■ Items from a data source
* * * * * * *
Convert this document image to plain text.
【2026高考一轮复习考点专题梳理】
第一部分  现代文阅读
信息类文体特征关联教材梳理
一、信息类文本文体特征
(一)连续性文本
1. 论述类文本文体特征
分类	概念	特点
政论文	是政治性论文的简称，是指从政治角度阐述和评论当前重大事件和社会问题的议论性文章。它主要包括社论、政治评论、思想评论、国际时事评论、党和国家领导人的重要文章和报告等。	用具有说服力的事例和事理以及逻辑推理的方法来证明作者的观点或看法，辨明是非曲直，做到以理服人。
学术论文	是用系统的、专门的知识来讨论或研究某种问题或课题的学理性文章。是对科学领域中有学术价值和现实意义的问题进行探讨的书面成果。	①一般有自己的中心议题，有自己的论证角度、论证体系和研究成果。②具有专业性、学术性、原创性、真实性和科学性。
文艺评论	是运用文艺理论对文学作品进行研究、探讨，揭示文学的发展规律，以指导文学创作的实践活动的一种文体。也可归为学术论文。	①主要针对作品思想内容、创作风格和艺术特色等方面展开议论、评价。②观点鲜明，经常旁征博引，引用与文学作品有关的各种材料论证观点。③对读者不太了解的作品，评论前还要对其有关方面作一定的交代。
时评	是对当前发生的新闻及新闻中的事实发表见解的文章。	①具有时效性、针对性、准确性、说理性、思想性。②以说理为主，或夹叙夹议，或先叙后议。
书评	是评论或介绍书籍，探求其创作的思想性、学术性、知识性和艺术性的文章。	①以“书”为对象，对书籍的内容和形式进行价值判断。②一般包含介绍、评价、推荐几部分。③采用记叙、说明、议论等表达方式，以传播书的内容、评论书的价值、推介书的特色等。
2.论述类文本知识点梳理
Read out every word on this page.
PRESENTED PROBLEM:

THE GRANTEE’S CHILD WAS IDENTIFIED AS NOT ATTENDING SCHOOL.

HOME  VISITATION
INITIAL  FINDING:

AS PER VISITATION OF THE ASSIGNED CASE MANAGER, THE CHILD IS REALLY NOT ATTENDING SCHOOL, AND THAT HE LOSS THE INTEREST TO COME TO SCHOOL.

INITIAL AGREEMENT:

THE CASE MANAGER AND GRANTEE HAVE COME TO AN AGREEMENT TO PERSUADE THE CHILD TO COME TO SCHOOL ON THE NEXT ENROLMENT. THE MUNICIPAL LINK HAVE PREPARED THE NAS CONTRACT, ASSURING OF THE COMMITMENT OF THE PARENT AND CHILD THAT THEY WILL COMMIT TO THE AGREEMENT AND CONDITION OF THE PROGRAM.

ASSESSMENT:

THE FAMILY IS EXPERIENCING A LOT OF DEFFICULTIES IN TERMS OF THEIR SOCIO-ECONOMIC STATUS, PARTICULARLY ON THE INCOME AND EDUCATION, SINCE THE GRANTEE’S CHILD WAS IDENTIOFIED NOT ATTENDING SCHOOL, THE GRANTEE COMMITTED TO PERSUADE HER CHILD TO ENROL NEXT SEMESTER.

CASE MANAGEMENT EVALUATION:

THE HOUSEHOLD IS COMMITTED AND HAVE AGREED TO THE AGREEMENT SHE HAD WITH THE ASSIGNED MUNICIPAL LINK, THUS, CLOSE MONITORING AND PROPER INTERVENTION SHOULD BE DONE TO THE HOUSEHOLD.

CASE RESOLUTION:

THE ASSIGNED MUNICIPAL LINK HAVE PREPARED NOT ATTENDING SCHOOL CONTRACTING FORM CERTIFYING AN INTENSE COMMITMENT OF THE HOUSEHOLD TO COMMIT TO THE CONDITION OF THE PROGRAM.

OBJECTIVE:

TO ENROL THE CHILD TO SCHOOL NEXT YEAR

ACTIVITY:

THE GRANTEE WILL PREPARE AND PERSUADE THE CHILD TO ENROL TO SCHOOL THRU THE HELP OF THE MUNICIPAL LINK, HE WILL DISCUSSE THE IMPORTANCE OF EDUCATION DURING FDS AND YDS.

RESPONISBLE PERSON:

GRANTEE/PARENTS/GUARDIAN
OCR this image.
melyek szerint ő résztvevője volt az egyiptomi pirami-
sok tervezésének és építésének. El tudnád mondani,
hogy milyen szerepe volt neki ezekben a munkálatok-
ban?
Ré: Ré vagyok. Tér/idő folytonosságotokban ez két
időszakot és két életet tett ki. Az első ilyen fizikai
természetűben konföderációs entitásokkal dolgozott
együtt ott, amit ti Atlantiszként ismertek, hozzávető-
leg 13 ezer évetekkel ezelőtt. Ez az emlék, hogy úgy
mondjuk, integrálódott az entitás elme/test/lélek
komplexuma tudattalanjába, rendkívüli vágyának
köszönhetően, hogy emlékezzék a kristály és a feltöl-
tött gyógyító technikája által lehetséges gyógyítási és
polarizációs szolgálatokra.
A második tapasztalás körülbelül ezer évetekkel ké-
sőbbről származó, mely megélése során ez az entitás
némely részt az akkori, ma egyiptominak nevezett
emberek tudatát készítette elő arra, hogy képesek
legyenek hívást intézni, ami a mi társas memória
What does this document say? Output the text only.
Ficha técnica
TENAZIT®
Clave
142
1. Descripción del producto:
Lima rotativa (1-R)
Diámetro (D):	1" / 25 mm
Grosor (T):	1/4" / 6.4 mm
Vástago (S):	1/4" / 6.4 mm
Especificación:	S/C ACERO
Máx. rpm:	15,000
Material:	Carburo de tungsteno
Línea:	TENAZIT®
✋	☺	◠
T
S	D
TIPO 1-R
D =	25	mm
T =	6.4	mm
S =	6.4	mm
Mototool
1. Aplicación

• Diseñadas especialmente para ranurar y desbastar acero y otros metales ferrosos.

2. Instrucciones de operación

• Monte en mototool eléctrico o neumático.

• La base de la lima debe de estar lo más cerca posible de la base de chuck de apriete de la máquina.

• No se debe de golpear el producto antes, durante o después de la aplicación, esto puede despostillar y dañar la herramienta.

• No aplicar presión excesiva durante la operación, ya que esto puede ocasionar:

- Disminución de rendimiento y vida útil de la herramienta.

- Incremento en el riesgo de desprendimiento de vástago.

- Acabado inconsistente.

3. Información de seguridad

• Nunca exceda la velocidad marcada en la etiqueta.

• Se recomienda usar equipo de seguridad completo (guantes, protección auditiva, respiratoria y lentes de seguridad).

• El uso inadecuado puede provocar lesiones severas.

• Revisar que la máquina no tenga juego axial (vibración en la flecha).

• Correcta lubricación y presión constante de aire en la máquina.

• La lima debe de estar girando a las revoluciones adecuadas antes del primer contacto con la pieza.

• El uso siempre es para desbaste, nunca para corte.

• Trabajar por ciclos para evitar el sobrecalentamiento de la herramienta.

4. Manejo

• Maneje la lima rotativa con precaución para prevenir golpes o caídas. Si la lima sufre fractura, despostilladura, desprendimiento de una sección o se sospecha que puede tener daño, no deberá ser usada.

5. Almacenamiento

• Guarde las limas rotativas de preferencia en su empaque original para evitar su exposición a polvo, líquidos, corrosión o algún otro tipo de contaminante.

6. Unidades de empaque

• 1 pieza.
* * * * * * *
■ Set problem
Exactly reproduce every line found in the records.

■ Output of the task
Convert this document image to plain text.
【2026高考一轮复习考点专题梳理】
第一部分  现代文阅读
信息类文体特征关联教材梳理
一、信息类文本文体特征
(一)连续性文本
1. 论述类文本文体特征
分类	概念	特点
政论文	是政治性论文的简称，是指从政治角度阐述和评论当前重大事件和社会问题的议论性文章。它主要包括社论、政治评论、思想评论、国际时事评论、党和国家领导人的重要文章和报告等。	用具有说服力的事例和事理以及逻辑推理的方法来证明作者的观点或看法，辨明是非曲直，做到以理服人。
学术论文	是用系统的、专门的知识来讨论或研究某种问题或课题的学理性文章。是对科学领域中有学术价值和现实意义的问题进行探讨的书面成果。	①一般有自己的中心议题，有自己的论证角度、论证体系和研究成果。②具有专业性、学术性、原创性、真实性和科学性。
文艺评论	是运用文艺理论对文学作品进行研究、探讨，揭示文学的发展规律，以指导文学创作的实践活动的一种文体。也可归为学术论文。	①主要针对作品思想内容、创作风格和艺术特色等方面展开议论、评价。②观点鲜明，经常旁征博引，引用与文学作品有关的各种材料论证观点。③对读者不太了解的作品，评论前还要对其有关方面作一定的交代。
时评	是对当前发生的新闻及新闻中的事实发表见解的文章。	①具有时效性、针对性、准确性、说理性、思想性。②以说理为主，或夹叙夹议，或先叙后议。
书评	是评论或介绍书籍，探求其创作的思想性、学术性、知识性和艺术性的文章。	①以“书”为对象，对书籍的内容和形式进行价值判断。②一般包含介绍、评价、推荐几部分。③采用记叙、说明、议论等表达方式，以传播书的内容、评论书的价值、推介书的特色等。
2.论述类文本知识点梳理
Read out every word on this page.
PRESENTED PROBLEM:

THE GRANTEE’S CHILD WAS IDENTIFIED AS NOT ATTENDING SCHOOL.

HOME  VISITATION
INITIAL  FINDING:

AS PER VISITATION OF THE ASSIGNED CASE MANAGER, THE CHILD IS REALLY NOT ATTENDING SCHOOL, AND THAT HE LOSS THE INTEREST TO COME TO SCHOOL.

INITIAL AGREEMENT:

THE CASE MANAGER AND GRANTEE HAVE COME TO AN AGREEMENT TO PERSUADE THE CHILD TO COME TO SCHOOL ON THE NEXT ENROLMENT. THE MUNICIPAL LINK HAVE PREPARED THE NAS CONTRACT, ASSURING OF THE COMMITMENT OF THE PARENT AND CHILD THAT THEY WILL COMMIT TO THE AGREEMENT AND CONDITION OF THE PROGRAM.

ASSESSMENT:

THE FAMILY IS EXPERIENCING A LOT OF DEFFICULTIES IN TERMS OF THEIR SOCIO-ECONOMIC STATUS, PARTICULARLY ON THE INCOME AND EDUCATION, SINCE THE GRANTEE’S CHILD WAS IDENTIOFIED NOT ATTENDING SCHOOL, THE GRANTEE COMMITTED TO PERSUADE HER CHILD TO ENROL NEXT SEMESTER.

CASE MANAGEMENT EVALUATION:

THE HOUSEHOLD IS COMMITTED AND HAVE AGREED TO THE AGREEMENT SHE HAD WITH THE ASSIGNED MUNICIPAL LINK, THUS, CLOSE MONITORING AND PROPER INTERVENTION SHOULD BE DONE TO THE HOUSEHOLD.

CASE RESOLUTION:

THE ASSIGNED MUNICIPAL LINK HAVE PREPARED NOT ATTENDING SCHOOL CONTRACTING FORM CERTIFYING AN INTENSE COMMITMENT OF THE HOUSEHOLD TO COMMIT TO THE CONDITION OF THE PROGRAM.

OBJECTIVE:

TO ENROL THE CHILD TO SCHOOL NEXT YEAR

ACTIVITY:

THE GRANTEE WILL PREPARE AND PERSUADE THE CHILD TO ENROL TO SCHOOL THRU THE HELP OF THE MUNICIPAL LINK, HE WILL DISCUSSE THE IMPORTANCE OF EDUCATION DURING FDS AND YDS.

RESPONISBLE PERSON:

GRANTEE/PARENTS/GUARDIAN
OCR this image.
melyek szerint ő résztvevője volt az egyiptomi pirami-
sok tervezésének és építésének. El tudnád mondani,
hogy milyen szerepe volt neki ezekben a munkálatok-
ban?
Ré: Ré vagyok. Tér/idő folytonosságotokban ez két
időszakot és két életet tett ki. Az első ilyen fizikai
természetűben konföderációs entitásokkal dolgozott
együtt ott, amit ti Atlantiszként ismertek, hozzávető-
leg 13 ezer évetekkel ezelőtt. Ez az emlék, hogy úgy
mondjuk, integrálódott az entitás elme/test/lélek
komplexuma tudattalanjába, rendkívüli vágyának
köszönhetően, hogy emlékezzék a kristály és a feltöl-
tött gyógyító technikája által lehetséges gyógyítási és
polarizációs szolgálatokra.
A második tapasztalás körülbelül ezer évetekkel ké-
sőbbről származó, mely megélése során ez az entitás
némely részt az akkori, ma egyiptominak nevezett
emberek tudatát készítette elő arra, hogy képesek
legyenek hívást intézni, ami a mi társas memória
What does this document say? Output the text only.
Ficha técnica
TENAZIT®
Clave
142
1. Descripción del producto:
Lima rotativa (1-R)
Diámetro (D):	1" / 25 mm
Grosor (T):	1/4" / 6.4 mm
Vástago (S):	1/4" / 6.4 mm
Especificación:	S/C ACERO
Máx. rpm:	15,000
Material:	Carburo de tungsteno
Línea:	TENAZIT®
✋	☺	◠
T
S	D
TIPO 1-R
D =	25	mm
T =	6.4	mm
S =	6.4	mm
Mototool
1. Aplicación

• Diseñadas especialmente para ranurar y desbastar acero y otros metales ferrosos.

2. Instrucciones de operación

• Monte en mototool eléctrico o neumático.

• La base de la lima debe de estar lo más cerca posible de la base de chuck de apriete de la máquina.

• No se debe de golpear el producto antes, durante o después de la aplicación, esto puede despostillar y dañar la herramienta.

• No aplicar presión excesiva durante la operación, ya que esto puede ocasionar:

- Disminución de rendimiento y vida útil de la herramienta.

- Incremento en el riesgo de desprendimiento de vástago.

- Acabado inconsistente.

3. Información de seguridad

• Nunca exceda la velocidad marcada en la etiqueta.

• Se recomienda usar equipo de seguridad completo (guantes, protección auditiva, respiratoria y lentes de seguridad).

• El uso inadecuado puede provocar lesiones severas.

• Revisar que la máquina no tenga juego axial (vibración en la flecha).

• Correcta lubricación y presión constante de aire en la máquina.

• La lima debe de estar girando a las revoluciones adecuadas antes del primer contacto con la pieza.

• El uso siempre es para desbaste, nunca para corte.

• Trabajar por ciclos para evitar el sobrecalentamiento de la herramienta.

4. Manejo

• Maneje la lima rotativa con precaución para prevenir golpes o caídas. Si la lima sufre fractura, despostilladura, desprendimiento de una sección o se sospecha que puede tener daño, no deberá ser usada.

5. Almacenamiento

• Guarde las limas rotativas de preferencia en su empaque original para evitar su exposición a polvo, líquidos, corrosión o algún otro tipo de contaminante.

6. Unidades de empaque

• 1 pieza.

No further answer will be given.